TASK OBJECTIVE:
Pull out from the material below all lines with "designation".

-----

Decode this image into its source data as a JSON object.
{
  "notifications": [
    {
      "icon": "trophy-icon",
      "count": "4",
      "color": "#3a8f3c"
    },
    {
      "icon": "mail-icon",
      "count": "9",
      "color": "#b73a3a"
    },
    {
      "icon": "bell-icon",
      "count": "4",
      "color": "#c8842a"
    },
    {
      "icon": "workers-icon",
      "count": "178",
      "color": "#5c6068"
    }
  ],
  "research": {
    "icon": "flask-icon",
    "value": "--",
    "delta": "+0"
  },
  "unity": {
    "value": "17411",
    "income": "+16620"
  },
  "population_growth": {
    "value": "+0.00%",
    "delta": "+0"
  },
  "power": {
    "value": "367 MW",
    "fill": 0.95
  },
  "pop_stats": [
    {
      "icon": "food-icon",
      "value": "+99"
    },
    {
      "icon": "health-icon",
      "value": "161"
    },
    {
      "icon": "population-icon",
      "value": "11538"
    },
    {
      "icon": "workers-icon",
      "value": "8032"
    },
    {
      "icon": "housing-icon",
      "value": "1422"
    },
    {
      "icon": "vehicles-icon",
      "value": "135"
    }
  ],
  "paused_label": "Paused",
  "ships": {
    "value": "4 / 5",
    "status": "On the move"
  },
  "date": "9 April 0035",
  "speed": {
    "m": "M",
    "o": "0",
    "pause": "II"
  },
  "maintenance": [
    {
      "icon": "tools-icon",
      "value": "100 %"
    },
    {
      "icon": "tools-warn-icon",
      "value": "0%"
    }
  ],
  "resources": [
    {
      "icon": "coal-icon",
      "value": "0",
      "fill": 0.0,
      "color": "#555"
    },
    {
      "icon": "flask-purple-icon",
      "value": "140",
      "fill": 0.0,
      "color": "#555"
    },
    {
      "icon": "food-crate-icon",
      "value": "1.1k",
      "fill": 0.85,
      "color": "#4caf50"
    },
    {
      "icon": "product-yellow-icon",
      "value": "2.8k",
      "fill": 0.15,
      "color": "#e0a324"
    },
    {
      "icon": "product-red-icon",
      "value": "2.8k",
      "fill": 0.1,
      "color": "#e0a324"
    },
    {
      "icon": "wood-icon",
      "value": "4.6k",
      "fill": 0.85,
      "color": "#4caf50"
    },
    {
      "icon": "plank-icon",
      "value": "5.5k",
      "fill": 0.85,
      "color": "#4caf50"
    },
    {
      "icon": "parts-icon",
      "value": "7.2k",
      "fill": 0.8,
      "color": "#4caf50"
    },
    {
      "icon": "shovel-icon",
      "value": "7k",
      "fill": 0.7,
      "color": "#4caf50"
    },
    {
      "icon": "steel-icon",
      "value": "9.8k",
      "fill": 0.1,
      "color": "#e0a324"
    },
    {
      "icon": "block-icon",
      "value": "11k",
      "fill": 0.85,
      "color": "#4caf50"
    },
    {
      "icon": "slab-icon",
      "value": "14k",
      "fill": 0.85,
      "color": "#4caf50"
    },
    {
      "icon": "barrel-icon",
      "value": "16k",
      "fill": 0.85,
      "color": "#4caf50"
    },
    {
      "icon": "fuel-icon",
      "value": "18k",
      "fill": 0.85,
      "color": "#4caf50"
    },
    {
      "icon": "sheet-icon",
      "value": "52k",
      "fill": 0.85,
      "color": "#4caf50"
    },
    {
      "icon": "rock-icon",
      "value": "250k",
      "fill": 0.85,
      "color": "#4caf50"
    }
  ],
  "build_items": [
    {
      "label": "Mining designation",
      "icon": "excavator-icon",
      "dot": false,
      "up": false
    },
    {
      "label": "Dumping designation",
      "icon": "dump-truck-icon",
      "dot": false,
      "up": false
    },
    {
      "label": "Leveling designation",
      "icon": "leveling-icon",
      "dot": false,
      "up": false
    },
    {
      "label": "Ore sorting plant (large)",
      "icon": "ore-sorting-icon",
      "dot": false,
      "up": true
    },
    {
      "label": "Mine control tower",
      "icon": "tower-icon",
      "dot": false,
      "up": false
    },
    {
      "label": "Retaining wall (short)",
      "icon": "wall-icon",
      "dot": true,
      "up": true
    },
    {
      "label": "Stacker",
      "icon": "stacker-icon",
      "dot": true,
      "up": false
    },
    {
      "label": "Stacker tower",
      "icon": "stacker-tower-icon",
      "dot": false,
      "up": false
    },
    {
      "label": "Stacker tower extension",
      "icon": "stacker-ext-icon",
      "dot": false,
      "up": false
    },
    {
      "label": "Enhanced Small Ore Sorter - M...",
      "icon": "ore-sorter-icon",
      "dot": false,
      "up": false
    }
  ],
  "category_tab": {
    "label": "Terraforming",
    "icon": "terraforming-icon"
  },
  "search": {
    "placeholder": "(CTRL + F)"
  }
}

-----

WRITTEN SOLUTION:
      "label": "Mining designation",
      "label": "Dumping designation",
      "label": "Leveling designation",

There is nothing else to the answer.